§ What to do
Reproduce the lines of the material exactly, excluding every image.

§ Rows

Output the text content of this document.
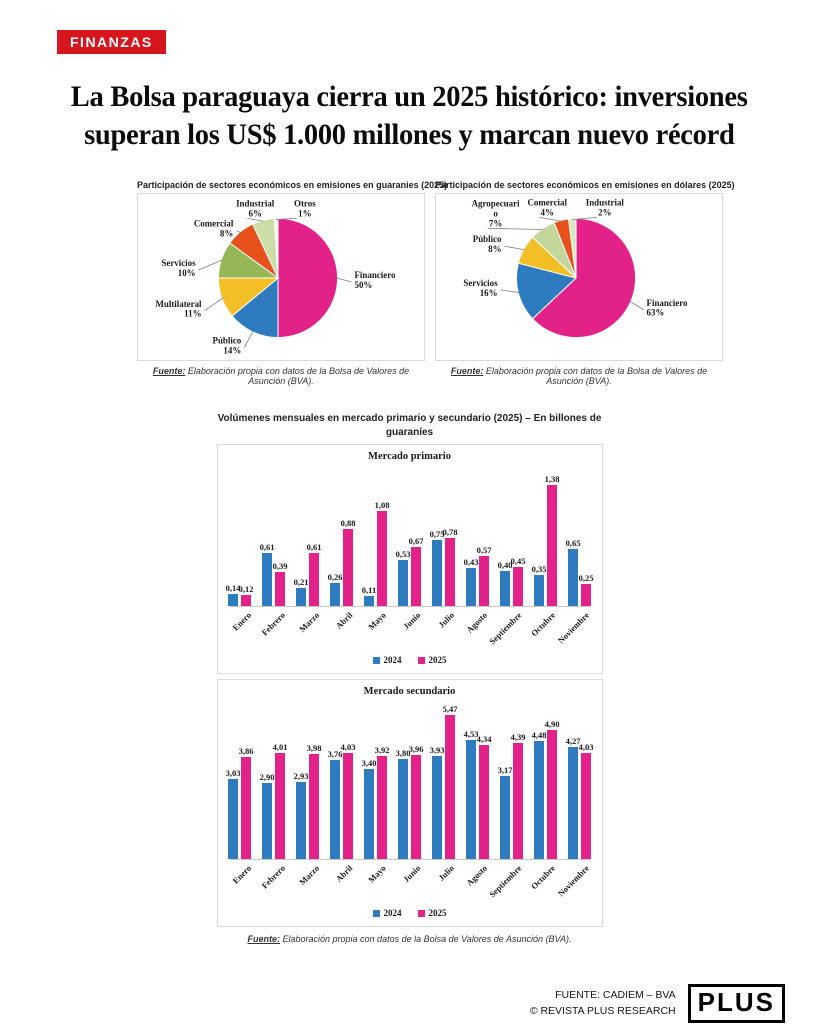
FINANZAS
La Bolsa paraguaya cierra un 2025 histórico: inversiones
superan los US$ 1.000 millones y marcan nuevo récord
Participación de sectores económicos en emisiones en guaranies (2025)
Financiero 50%
Público 14%
Multilateral 11%
Servicios 10%
Comercial 8%
Industrial 6%
Otros 1%
Fuente: Elaboración propia con datos de la Bolsa de Valores de Asunción (BVA).
Participación de sectores económicos en emisiones en dólares (2025)
Financiero 63%
Servicios 16%
Público 8%
Agropecuari o 7%
Comercial 4%
Industrial 2%
Fuente: Elaboración propia con datos de la Bolsa de Valores de Asunción (BVA).
Volúmenes mensuales en mercado primario y secundario (2025) – En billones de guaraníes
Mercado primario
0,14
0,12
0,61
0,39
0,21
0,61
0,26
0,88
0,11
1,08
0,53
0,67
0,75
0,78
0,43
0,57
0,40
0,45
0,35
1,38
0,65
0,25
Enero Febrero Marzo Abril Mayo Junio Julio Agosto
Septiembre Octubre
Noviembre
2024	2025
Mercado secundario
3,03
3,86
2,90
4,01
2,93
3,98
3,76
4,03
3,40
3,92 3,80
3,96 3,93
5,47
4,53
4,34
3,17
4,39 4,48
4,90
4,27
4,03
Enero Febrero Marzo Abril Mayo Junio Julio Agosto
Septiembre Octubre
Noviembre
2024	2025
Fuente: Elaboración propia con datos de la Bolsa de Valores de Asunción (BVA).
FUENTE: CADIEM – BVA
© REVISTA PLUS RESEARCH PLUS
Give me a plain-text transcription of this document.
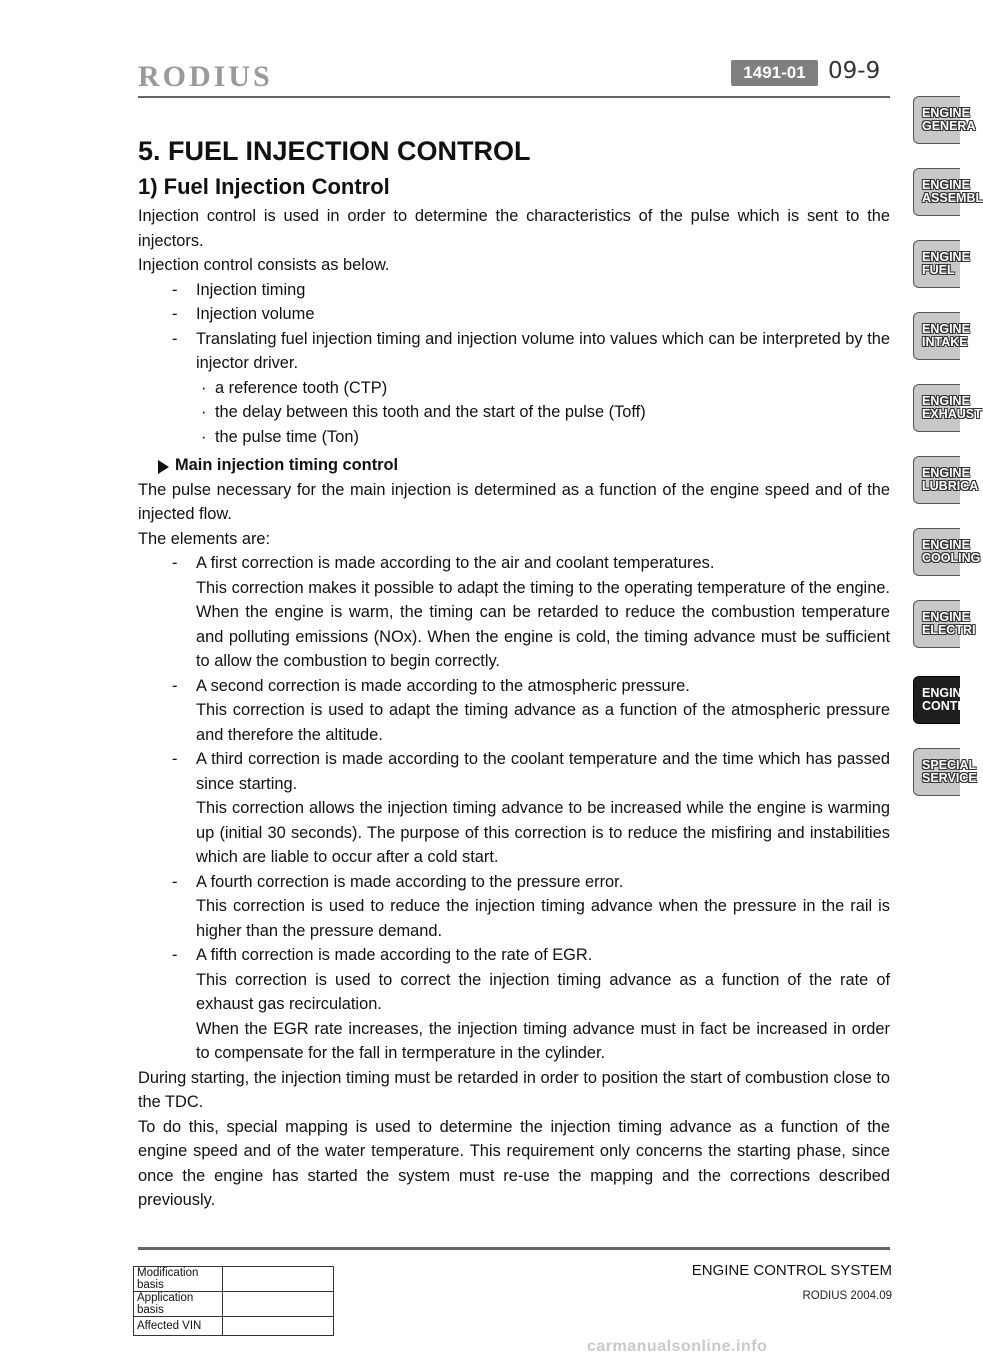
RODIUS	1491-01 09-9
ENGINE
GENERA
ENGINE
ASSEMBL
ENGINE
FUEL
ENGINE
INTAKE
ENGINE
EXHAUST
ENGINE
LUBRICA
ENGINE
COOLING
ENGINE
ELECTRI
ENGINE
CONTRO
SPECIAL
SERVICE
5. FUEL INJECTION CONTROL
1) Fuel Injection Control

Injection control is used in order to determine the characteristics of the pulse which is sent to the injectors.

Injection control consists as below.

- Injection timing
- Injection volume
- Translating fuel injection timing and injection volume into values which can be interpreted by the injector driver.
· a reference tooth (CTP)
· the delay between this tooth and the start of the pulse (Toff)
· the pulse time (Ton)
Main injection timing control

The pulse necessary for the main injection is determined as a function of the engine speed and of the injected flow.

The elements are:

- A first correction is made according to the air and coolant temperatures.

This correction makes it possible to adapt the timing to the operating temperature of the engine. When the engine is warm, the timing can be retarded to reduce the combustion temperature and polluting emissions (NOx). When the engine is cold, the timing advance must be sufficient to allow the combustion to begin correctly.

- A second correction is made according to the atmospheric pressure.

This correction is used to adapt the timing advance as a function of the atmospheric pressure and therefore the altitude.

- A third correction is made according to the coolant temperature and the time which has passed since starting.

This correction allows the injection timing advance to be increased while the engine is warming up (initial 30 seconds). The purpose of this correction is to reduce the misfiring and instabilities which are liable to occur after a cold start.

- A fourth correction is made according to the pressure error.

This correction is used to reduce the injection timing advance when the pressure in the rail is higher than the pressure demand.

- A fifth correction is made according to the rate of EGR.

This correction is used to correct the injection timing advance as a function of the rate of exhaust gas recirculation.

When the EGR rate increases, the injection timing advance must in fact be increased in order to compensate for the fall in termperature in the cylinder.

During starting, the injection timing must be retarded in order to position the start of combustion close to the TDC.

To do this, special mapping is used to determine the injection timing advance as a function of the engine speed and of the water temperature. This requirement only concerns the starting phase, since once the engine has started the system must re-use the mapping and the corrections described previously.

ENGINE CONTROL SYSTEM
RODIUS 2004.09
Modification basis	
Application basis	
Affected VIN	
carmanualsonline.info
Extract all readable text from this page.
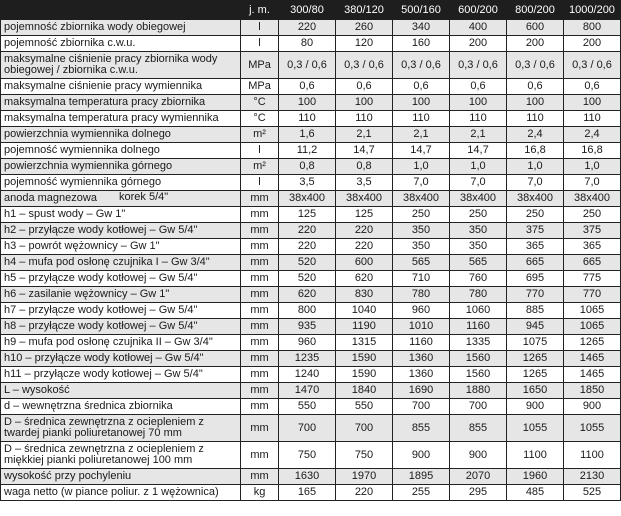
	j. m.	300/80	380/120	500/160	600/200	800/200	1000/200
pojemność zbiornika wody obiegowej	l	220	260	340	400	600	800
pojemność zbiornika c.w.u.	l	80	120	160	200	200	200

maksymalne ciśnienie pracy zbiornika wody obiegowej / zbiornika c.w.u.	MPa	0,3 / 0,6	0,3 / 0,6	0,3 / 0,6	0,3 / 0,6	0,3 / 0,6	0,3 / 0,6
maksymalne ciśnienie pracy wymiennika	MPa	0,6	0,6	0,6	0,6	0,6	0,6
maksymalna temperatura pracy zbiornika	°C	100	100	100	100	100	100
maksymalna temperatura pracy wymiennika	°C	110	110	110	110	110	110
powierzchnia wymiennika dolnego	m²	1,6	2,1	2,1	2,1	2,4	2,4
pojemność wymiennika dolnego	l	11,2	14,7	14,7	14,7	16,8	16,8
powierzchnia wymiennika górnego	m²	0,8	0,8	1,0	1,0	1,0	1,0
pojemność wymiennika górnego	l	3,5	3,5	7,0	7,0	7,0	7,0
anoda magnezowa korek 5/4"	mm	38x400	38x400	38x400	38x400	38x400	38x400
h1 – spust wody – Gw 1"	mm	125	125	250	250	250	250
h2 – przyłącze wody kotłowej – Gw 5/4"	mm	220	220	350	350	375	375
h3 – powrót wężownicy – Gw 1"	mm	220	220	350	350	365	365
h4 – mufa pod osłonę czujnika I – Gw 3/4"	mm	520	600	565	565	665	665
h5 – przyłącze wody kotłowej – Gw 5/4"	mm	520	620	710	760	695	775
h6 – zasilanie wężownicy – Gw 1"	mm	620	830	780	780	770	770
h7 – przyłącze wody kotłowej – Gw 5/4"	mm	800	1040	960	1060	885	1065
h8 – przyłącze wody kotłowej – Gw 5/4"	mm	935	1190	1010	1160	945	1065
h9 – mufa pod osłonę czujnika II – Gw 3/4"	mm	960	1315	1160	1335	1075	1265
h10 – przyłącze wody kotłowej – Gw 5/4"	mm	1235	1590	1360	1560	1265	1465
h11 – przyłącze wody kotłowej – Gw 5/4"	mm	1240	1590	1360	1560	1265	1465
L – wysokość	mm	1470	1840	1690	1880	1650	1850
d – wewnętrzna średnica zbiornika	mm	550	550	700	700	900	900

D – średnica zewnętrzna z ociepleniem z twardej pianki poliuretanowej 70 mm	mm	700	700	855	855	1055	1055

D – średnica zewnętrzna z ociepleniem z miękkiej pianki poliuretanowej 100 mm	mm	750	750	900	900	1100	1100
wysokość przy pochyleniu	mm	1630	1970	1895	2070	1960	2130
waga netto (w piance poliur. z 1 wężownica)	kg	165	220	255	295	485	525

§ Output of the exercise
Output the text content of this document.
FINANZAS
La Bolsa paraguaya cierra un 2025 histórico: inversiones
superan los US$ 1.000 millones y marcan nuevo récord
Participación de sectores económicos en emisiones en guaranies (2025)
Financiero 50%
Público 14%
Multilateral 11%
Servicios 10%
Comercial 8%
Industrial 6%
Otros 1%
Fuente: Elaboración propia con datos de la Bolsa de Valores de Asunción (BVA).
Participación de sectores económicos en emisiones en dólares (2025)
Financiero 63%
Servicios 16%
Público 8%
Agropecuari o 7%
Comercial 4%
Industrial 2%
Fuente: Elaboración propia con datos de la Bolsa de Valores de Asunción (BVA).
Volúmenes mensuales en mercado primario y secundario (2025) – En billones de guaraníes
Mercado primario
0,14
0,12
0,61
0,39
0,21
0,61
0,26
0,88
0,11
1,08
0,53
0,67
0,75
0,78
0,43
0,57
0,40
0,45
0,35
1,38
0,65
0,25
Enero Febrero Marzo Abril Mayo Junio Julio Agosto
Septiembre Octubre
Noviembre
2024	2025
Mercado secundario
3,03
3,86
2,90
4,01
2,93
3,98
3,76
4,03
3,40
3,92 3,80
3,96 3,93
5,47
4,53
4,34
3,17
4,39 4,48
4,90
4,27
4,03
Enero Febrero Marzo Abril Mayo Junio Julio Agosto
Septiembre Octubre
Noviembre
2024	2025
Fuente: Elaboración propia con datos de la Bolsa de Valores de Asunción (BVA).
FUENTE: CADIEM – BVA
© REVISTA PLUS RESEARCH PLUS
Give me a plain-text transcription of this document.
RODIUS	1491-01 09-9
ENGINE
GENERA
ENGINE
ASSEMBL
ENGINE
FUEL
ENGINE
INTAKE
ENGINE
EXHAUST
ENGINE
LUBRICA
ENGINE
COOLING
ENGINE
ELECTRI
ENGINE
CONTRO
SPECIAL
SERVICE
5. FUEL INJECTION CONTROL
1) Fuel Injection Control

Injection control is used in order to determine the characteristics of the pulse which is sent to the injectors.

Injection control consists as below.

- Injection timing
- Injection volume
- Translating fuel injection timing and injection volume into values which can be interpreted by the injector driver.
· a reference tooth (CTP)
· the delay between this tooth and the start of the pulse (Toff)
· the pulse time (Ton)
Main injection timing control

The pulse necessary for the main injection is determined as a function of the engine speed and of the injected flow.

The elements are:

- A first correction is made according to the air and coolant temperatures.

This correction makes it possible to adapt the timing to the operating temperature of the engine. When the engine is warm, the timing can be retarded to reduce the combustion temperature and polluting emissions (NOx). When the engine is cold, the timing advance must be sufficient to allow the combustion to begin correctly.

- A second correction is made according to the atmospheric pressure.

This correction is used to adapt the timing advance as a function of the atmospheric pressure and therefore the altitude.

- A third correction is made according to the coolant temperature and the time which has passed since starting.

This correction allows the injection timing advance to be increased while the engine is warming up (initial 30 seconds). The purpose of this correction is to reduce the misfiring and instabilities which are liable to occur after a cold start.

- A fourth correction is made according to the pressure error.

This correction is used to reduce the injection timing advance when the pressure in the rail is higher than the pressure demand.

- A fifth correction is made according to the rate of EGR.

This correction is used to correct the injection timing advance as a function of the rate of exhaust gas recirculation.

When the EGR rate increases, the injection timing advance must in fact be increased in order to compensate for the fall in termperature in the cylinder.

During starting, the injection timing must be retarded in order to position the start of combustion close to the TDC.

To do this, special mapping is used to determine the injection timing advance as a function of the engine speed and of the water temperature. This requirement only concerns the starting phase, since once the engine has started the system must re-use the mapping and the corrections described previously.

ENGINE CONTROL SYSTEM
RODIUS 2004.09
Modification basis	
Application basis	
Affected VIN	
carmanualsonline.info
Extract all readable text from this page.
	j. m.	300/80	380/120	500/160	600/200	800/200	1000/200
pojemność zbiornika wody obiegowej	l	220	260	340	400	600	800
pojemność zbiornika c.w.u.	l	80	120	160	200	200	200

maksymalne ciśnienie pracy zbiornika wody obiegowej / zbiornika c.w.u.	MPa	0,3 / 0,6	0,3 / 0,6	0,3 / 0,6	0,3 / 0,6	0,3 / 0,6	0,3 / 0,6
maksymalne ciśnienie pracy wymiennika	MPa	0,6	0,6	0,6	0,6	0,6	0,6
maksymalna temperatura pracy zbiornika	°C	100	100	100	100	100	100
maksymalna temperatura pracy wymiennika	°C	110	110	110	110	110	110
powierzchnia wymiennika dolnego	m²	1,6	2,1	2,1	2,1	2,4	2,4
pojemność wymiennika dolnego	l	11,2	14,7	14,7	14,7	16,8	16,8
powierzchnia wymiennika górnego	m²	0,8	0,8	1,0	1,0	1,0	1,0
pojemność wymiennika górnego	l	3,5	3,5	7,0	7,0	7,0	7,0
anoda magnezowa korek 5/4"	mm	38x400	38x400	38x400	38x400	38x400	38x400
h1 – spust wody – Gw 1"	mm	125	125	250	250	250	250
h2 – przyłącze wody kotłowej – Gw 5/4"	mm	220	220	350	350	375	375
h3 – powrót wężownicy – Gw 1"	mm	220	220	350	350	365	365
h4 – mufa pod osłonę czujnika I – Gw 3/4"	mm	520	600	565	565	665	665
h5 – przyłącze wody kotłowej – Gw 5/4"	mm	520	620	710	760	695	775
h6 – zasilanie wężownicy – Gw 1"	mm	620	830	780	780	770	770
h7 – przyłącze wody kotłowej – Gw 5/4"	mm	800	1040	960	1060	885	1065
h8 – przyłącze wody kotłowej – Gw 5/4"	mm	935	1190	1010	1160	945	1065
h9 – mufa pod osłonę czujnika II – Gw 3/4"	mm	960	1315	1160	1335	1075	1265
h10 – przyłącze wody kotłowej – Gw 5/4"	mm	1235	1590	1360	1560	1265	1465
h11 – przyłącze wody kotłowej – Gw 5/4"	mm	1240	1590	1360	1560	1265	1465
L – wysokość	mm	1470	1840	1690	1880	1650	1850
d – wewnętrzna średnica zbiornika	mm	550	550	700	700	900	900

D – średnica zewnętrzna z ociepleniem z twardej pianki poliuretanowej 70 mm	mm	700	700	855	855	1055	1055

D – średnica zewnętrzna z ociepleniem z miękkiej pianki poliuretanowej 100 mm	mm	750	750	900	900	1100	1100
wysokość przy pochyleniu	mm	1630	1970	1895	2070	1960	2130
waga netto (w piance poliur. z 1 wężownica)	kg	165	220	255	295	485	525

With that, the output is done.